Leave out the pictures and reproduce all of the data exactly.

◇ ◇ ◇ ◇ ◇

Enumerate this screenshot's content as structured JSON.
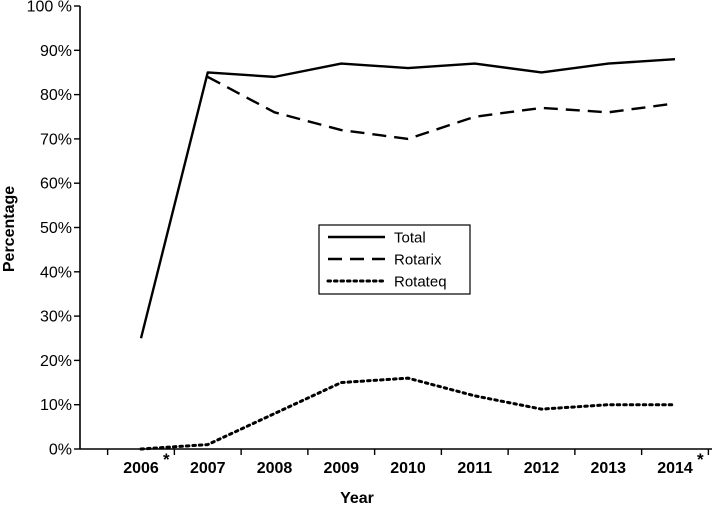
{
  "chart_data": {
    "type": "line",
    "xlabel": "Year",
    "ylabel": "Percentage",
    "categories": [
      "2006",
      "2007",
      "2008",
      "2009",
      "2010",
      "2011",
      "2012",
      "2013",
      "2014"
    ],
    "category_markers": [
      "*",
      "",
      "",
      "",
      "",
      "",
      "",
      "",
      "*"
    ],
    "y_ticks": [
      "0%",
      "10%",
      "20%",
      "30%",
      "40%",
      "50%",
      "60%",
      "70%",
      "80%",
      "90%",
      "100 %"
    ],
    "ylim": [
      0,
      100
    ],
    "grid": false,
    "legend_position": "center",
    "series": [
      {
        "name": "Total",
        "style": "solid",
        "values": [
          25,
          85,
          84,
          87,
          86,
          87,
          85,
          87,
          88
        ]
      },
      {
        "name": "Rotarix",
        "style": "dashed",
        "values": [
          null,
          84,
          76,
          72,
          70,
          75,
          77,
          76,
          78
        ]
      },
      {
        "name": "Rotateq",
        "style": "dotted",
        "values": [
          0,
          1,
          8,
          15,
          16,
          12,
          9,
          10,
          10
        ]
      }
    ],
    "line_color": "#000000"
  }
}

◇ ◇ ◇ ◇ ◇

EXPECTED ANSWER:
Enumerate this screenshot's content as structured JSON.
{
  "chart_data": {
    "type": "line",
    "xlabel": "Year",
    "ylabel": "Percentage",
    "categories": [
      "2006",
      "2007",
      "2008",
      "2009",
      "2010",
      "2011",
      "2012",
      "2013",
      "2014"
    ],
    "category_markers": [
      "*",
      "",
      "",
      "",
      "",
      "",
      "",
      "",
      "*"
    ],
    "y_ticks": [
      "0%",
      "10%",
      "20%",
      "30%",
      "40%",
      "50%",
      "60%",
      "70%",
      "80%",
      "90%",
      "100 %"
    ],
    "ylim": [
      0,
      100
    ],
    "grid": false,
    "legend_position": "center",
    "series": [
      {
        "name": "Total",
        "style": "solid",
        "values": [
          25,
          85,
          84,
          87,
          86,
          87,
          85,
          87,
          88
        ]
      },
      {
        "name": "Rotarix",
        "style": "dashed",
        "values": [
          null,
          84,
          76,
          72,
          70,
          75,
          77,
          76,
          78
        ]
      },
      {
        "name": "Rotateq",
        "style": "dotted",
        "values": [
          0,
          1,
          8,
          15,
          16,
          12,
          9,
          10,
          10
        ]
      }
    ],
    "line_color": "#000000"
  }
}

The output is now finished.